> **PROBLEM**:
Output every line below without omitting or altering anything.
▬▬▬▬▬▬
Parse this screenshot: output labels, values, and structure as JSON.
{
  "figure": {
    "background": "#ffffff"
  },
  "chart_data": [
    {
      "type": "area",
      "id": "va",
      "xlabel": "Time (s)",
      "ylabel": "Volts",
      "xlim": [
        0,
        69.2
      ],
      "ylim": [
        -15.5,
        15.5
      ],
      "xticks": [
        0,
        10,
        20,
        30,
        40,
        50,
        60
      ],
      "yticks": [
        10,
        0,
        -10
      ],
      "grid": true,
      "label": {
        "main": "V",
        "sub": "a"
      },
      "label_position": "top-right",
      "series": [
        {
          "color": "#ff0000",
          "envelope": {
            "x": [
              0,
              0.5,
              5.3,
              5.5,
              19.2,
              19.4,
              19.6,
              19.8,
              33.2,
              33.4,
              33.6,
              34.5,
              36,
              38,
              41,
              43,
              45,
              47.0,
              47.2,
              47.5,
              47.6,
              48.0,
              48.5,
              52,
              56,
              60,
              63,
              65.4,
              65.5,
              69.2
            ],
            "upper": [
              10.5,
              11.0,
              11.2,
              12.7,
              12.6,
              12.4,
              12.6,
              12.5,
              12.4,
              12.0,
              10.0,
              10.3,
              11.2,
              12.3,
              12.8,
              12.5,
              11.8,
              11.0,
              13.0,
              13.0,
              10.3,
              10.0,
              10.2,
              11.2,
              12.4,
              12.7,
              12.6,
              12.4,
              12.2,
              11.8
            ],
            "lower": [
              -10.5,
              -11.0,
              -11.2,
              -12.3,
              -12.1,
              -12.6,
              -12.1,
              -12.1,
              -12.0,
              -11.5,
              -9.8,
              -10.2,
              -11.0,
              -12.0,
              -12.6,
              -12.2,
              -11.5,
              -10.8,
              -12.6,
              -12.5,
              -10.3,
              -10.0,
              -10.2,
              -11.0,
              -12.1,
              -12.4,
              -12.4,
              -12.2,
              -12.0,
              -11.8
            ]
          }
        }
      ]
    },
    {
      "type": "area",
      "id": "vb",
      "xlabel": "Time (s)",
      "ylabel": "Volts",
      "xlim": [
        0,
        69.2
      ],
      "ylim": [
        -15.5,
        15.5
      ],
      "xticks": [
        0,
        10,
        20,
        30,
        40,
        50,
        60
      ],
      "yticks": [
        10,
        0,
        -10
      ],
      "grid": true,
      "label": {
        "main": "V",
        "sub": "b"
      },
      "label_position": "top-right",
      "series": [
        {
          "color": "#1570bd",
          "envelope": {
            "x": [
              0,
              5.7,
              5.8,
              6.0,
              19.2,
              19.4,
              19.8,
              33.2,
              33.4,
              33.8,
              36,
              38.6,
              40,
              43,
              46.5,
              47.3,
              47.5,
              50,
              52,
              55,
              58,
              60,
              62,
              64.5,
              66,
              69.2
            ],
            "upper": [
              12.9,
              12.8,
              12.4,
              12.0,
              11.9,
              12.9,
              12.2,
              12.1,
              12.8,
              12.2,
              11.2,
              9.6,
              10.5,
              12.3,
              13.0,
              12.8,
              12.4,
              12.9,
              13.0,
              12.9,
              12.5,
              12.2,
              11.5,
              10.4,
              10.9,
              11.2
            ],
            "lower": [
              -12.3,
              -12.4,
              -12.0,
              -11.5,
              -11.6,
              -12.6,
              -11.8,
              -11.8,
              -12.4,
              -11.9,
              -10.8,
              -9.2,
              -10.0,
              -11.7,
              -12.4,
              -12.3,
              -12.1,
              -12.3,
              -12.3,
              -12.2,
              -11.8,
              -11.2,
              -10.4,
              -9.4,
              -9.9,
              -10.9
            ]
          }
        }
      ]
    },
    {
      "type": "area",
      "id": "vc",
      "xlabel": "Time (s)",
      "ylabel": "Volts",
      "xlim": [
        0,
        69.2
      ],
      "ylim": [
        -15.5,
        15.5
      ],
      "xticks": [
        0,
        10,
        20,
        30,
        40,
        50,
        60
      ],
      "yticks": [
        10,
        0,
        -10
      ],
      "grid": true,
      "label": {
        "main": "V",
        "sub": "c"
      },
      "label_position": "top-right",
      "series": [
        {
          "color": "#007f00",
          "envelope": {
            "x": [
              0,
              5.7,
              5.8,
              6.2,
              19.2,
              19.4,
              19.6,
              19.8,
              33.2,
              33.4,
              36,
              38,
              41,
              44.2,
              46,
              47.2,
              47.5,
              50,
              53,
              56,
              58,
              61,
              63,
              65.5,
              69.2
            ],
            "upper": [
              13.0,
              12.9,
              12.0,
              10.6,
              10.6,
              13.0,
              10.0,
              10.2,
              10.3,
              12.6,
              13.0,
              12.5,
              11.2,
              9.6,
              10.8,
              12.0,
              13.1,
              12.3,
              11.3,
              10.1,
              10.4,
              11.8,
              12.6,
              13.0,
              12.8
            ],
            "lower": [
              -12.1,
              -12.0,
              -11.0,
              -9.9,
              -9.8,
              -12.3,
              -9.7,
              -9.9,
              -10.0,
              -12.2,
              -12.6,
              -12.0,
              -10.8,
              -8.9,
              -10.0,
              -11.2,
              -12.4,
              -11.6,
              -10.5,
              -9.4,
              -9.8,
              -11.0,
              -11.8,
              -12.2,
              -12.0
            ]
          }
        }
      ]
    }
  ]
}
▬▬▬▬▬▬
> **OUTPUT**:
Parse this screenshot: output labels, values, and structure as JSON.
{
  "figure": {
    "background": "#ffffff"
  },
  "chart_data": [
    {
      "type": "area",
      "id": "va",
      "xlabel": "Time (s)",
      "ylabel": "Volts",
      "xlim": [
        0,
        69.2
      ],
      "ylim": [
        -15.5,
        15.5
      ],
      "xticks": [
        0,
        10,
        20,
        30,
        40,
        50,
        60
      ],
      "yticks": [
        10,
        0,
        -10
      ],
      "grid": true,
      "label": {
        "main": "V",
        "sub": "a"
      },
      "label_position": "top-right",
      "series": [
        {
          "color": "#ff0000",
          "envelope": {
            "x": [
              0,
              0.5,
              5.3,
              5.5,
              19.2,
              19.4,
              19.6,
              19.8,
              33.2,
              33.4,
              33.6,
              34.5,
              36,
              38,
              41,
              43,
              45,
              47.0,
              47.2,
              47.5,
              47.6,
              48.0,
              48.5,
              52,
              56,
              60,
              63,
              65.4,
              65.5,
              69.2
            ],
            "upper": [
              10.5,
              11.0,
              11.2,
              12.7,
              12.6,
              12.4,
              12.6,
              12.5,
              12.4,
              12.0,
              10.0,
              10.3,
              11.2,
              12.3,
              12.8,
              12.5,
              11.8,
              11.0,
              13.0,
              13.0,
              10.3,
              10.0,
              10.2,
              11.2,
              12.4,
              12.7,
              12.6,
              12.4,
              12.2,
              11.8
            ],
            "lower": [
              -10.5,
              -11.0,
              -11.2,
              -12.3,
              -12.1,
              -12.6,
              -12.1,
              -12.1,
              -12.0,
              -11.5,
              -9.8,
              -10.2,
              -11.0,
              -12.0,
              -12.6,
              -12.2,
              -11.5,
              -10.8,
              -12.6,
              -12.5,
              -10.3,
              -10.0,
              -10.2,
              -11.0,
              -12.1,
              -12.4,
              -12.4,
              -12.2,
              -12.0,
              -11.8
            ]
          }
        }
      ]
    },
    {
      "type": "area",
      "id": "vb",
      "xlabel": "Time (s)",
      "ylabel": "Volts",
      "xlim": [
        0,
        69.2
      ],
      "ylim": [
        -15.5,
        15.5
      ],
      "xticks": [
        0,
        10,
        20,
        30,
        40,
        50,
        60
      ],
      "yticks": [
        10,
        0,
        -10
      ],
      "grid": true,
      "label": {
        "main": "V",
        "sub": "b"
      },
      "label_position": "top-right",
      "series": [
        {
          "color": "#1570bd",
          "envelope": {
            "x": [
              0,
              5.7,
              5.8,
              6.0,
              19.2,
              19.4,
              19.8,
              33.2,
              33.4,
              33.8,
              36,
              38.6,
              40,
              43,
              46.5,
              47.3,
              47.5,
              50,
              52,
              55,
              58,
              60,
              62,
              64.5,
              66,
              69.2
            ],
            "upper": [
              12.9,
              12.8,
              12.4,
              12.0,
              11.9,
              12.9,
              12.2,
              12.1,
              12.8,
              12.2,
              11.2,
              9.6,
              10.5,
              12.3,
              13.0,
              12.8,
              12.4,
              12.9,
              13.0,
              12.9,
              12.5,
              12.2,
              11.5,
              10.4,
              10.9,
              11.2
            ],
            "lower": [
              -12.3,
              -12.4,
              -12.0,
              -11.5,
              -11.6,
              -12.6,
              -11.8,
              -11.8,
              -12.4,
              -11.9,
              -10.8,
              -9.2,
              -10.0,
              -11.7,
              -12.4,
              -12.3,
              -12.1,
              -12.3,
              -12.3,
              -12.2,
              -11.8,
              -11.2,
              -10.4,
              -9.4,
              -9.9,
              -10.9
            ]
          }
        }
      ]
    },
    {
      "type": "area",
      "id": "vc",
      "xlabel": "Time (s)",
      "ylabel": "Volts",
      "xlim": [
        0,
        69.2
      ],
      "ylim": [
        -15.5,
        15.5
      ],
      "xticks": [
        0,
        10,
        20,
        30,
        40,
        50,
        60
      ],
      "yticks": [
        10,
        0,
        -10
      ],
      "grid": true,
      "label": {
        "main": "V",
        "sub": "c"
      },
      "label_position": "top-right",
      "series": [
        {
          "color": "#007f00",
          "envelope": {
            "x": [
              0,
              5.7,
              5.8,
              6.2,
              19.2,
              19.4,
              19.6,
              19.8,
              33.2,
              33.4,
              36,
              38,
              41,
              44.2,
              46,
              47.2,
              47.5,
              50,
              53,
              56,
              58,
              61,
              63,
              65.5,
              69.2
            ],
            "upper": [
              13.0,
              12.9,
              12.0,
              10.6,
              10.6,
              13.0,
              10.0,
              10.2,
              10.3,
              12.6,
              13.0,
              12.5,
              11.2,
              9.6,
              10.8,
              12.0,
              13.1,
              12.3,
              11.3,
              10.1,
              10.4,
              11.8,
              12.6,
              13.0,
              12.8
            ],
            "lower": [
              -12.1,
              -12.0,
              -11.0,
              -9.9,
              -9.8,
              -12.3,
              -9.7,
              -9.9,
              -10.0,
              -12.2,
              -12.6,
              -12.0,
              -10.8,
              -8.9,
              -10.0,
              -11.2,
              -12.4,
              -11.6,
              -10.5,
              -9.4,
              -9.8,
              -11.0,
              -11.8,
              -12.2,
              -12.0
            ]
          }
        }
      ]
    }
  ]
}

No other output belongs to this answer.